Repeat the material below word for word and leave out all pictures.

⟨

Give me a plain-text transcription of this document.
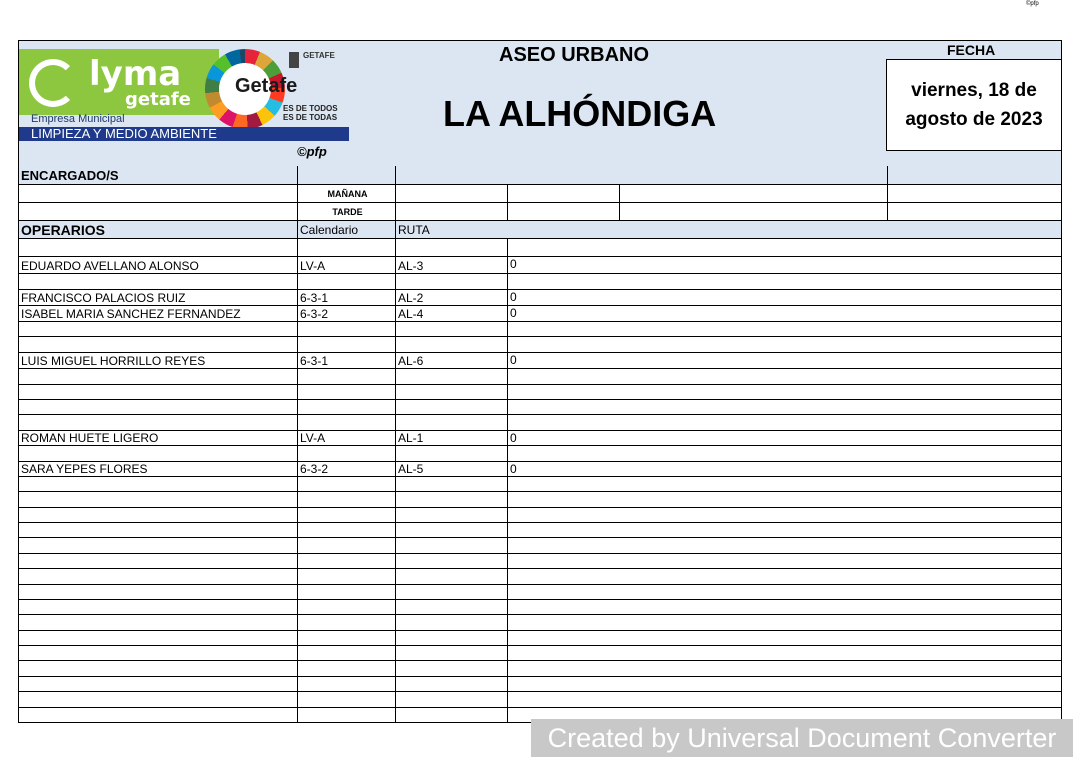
©pfp
lyma
getafe
Getafe
GETAFE
ES DE TODOS
ES DE TODAS
Empresa Municipal
LIMPIEZA Y MEDIO AMBIENTE
©pfp
ASEO URBANO
LA ALHÓNDIGA
FECHA
viernes, 18 de agosto de 2023
ENCARGADO/S
MAÑANA
TARDE
OPERARIOS	Calendario	RUTA
EDUARDO AVELLANO ALONSO	LV-A	AL-3	0
FRANCISCO PALACIOS RUIZ	6-3-1	AL-2	0
ISABEL MARIA SANCHEZ FERNANDEZ	6-3-2	AL-4	0
LUIS MIGUEL HORRILLO REYES	6-3-1	AL-6	0
ROMAN HUETE LIGERO	LV-A	AL-1	0
SARA YEPES FLORES	6-3-2	AL-5	0
Created by Universal Document Converter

⟩

_WRITTEN REPLY_.
Give me a plain-text transcription of this document.
©pfp
lyma
getafe
Getafe
GETAFE
ES DE TODOS
ES DE TODAS
Empresa Municipal
LIMPIEZA Y MEDIO AMBIENTE
©pfp
ASEO URBANO
LA ALHÓNDIGA
FECHA
viernes, 18 de agosto de 2023
ENCARGADO/S
MAÑANA
TARDE
OPERARIOS	Calendario	RUTA
EDUARDO AVELLANO ALONSO	LV-A	AL-3	0
FRANCISCO PALACIOS RUIZ	6-3-1	AL-2	0
ISABEL MARIA SANCHEZ FERNANDEZ	6-3-2	AL-4	0
LUIS MIGUEL HORRILLO REYES	6-3-1	AL-6	0
ROMAN HUETE LIGERO	LV-A	AL-1	0
SARA YEPES FLORES	6-3-2	AL-5	0
Created by Universal Document Converter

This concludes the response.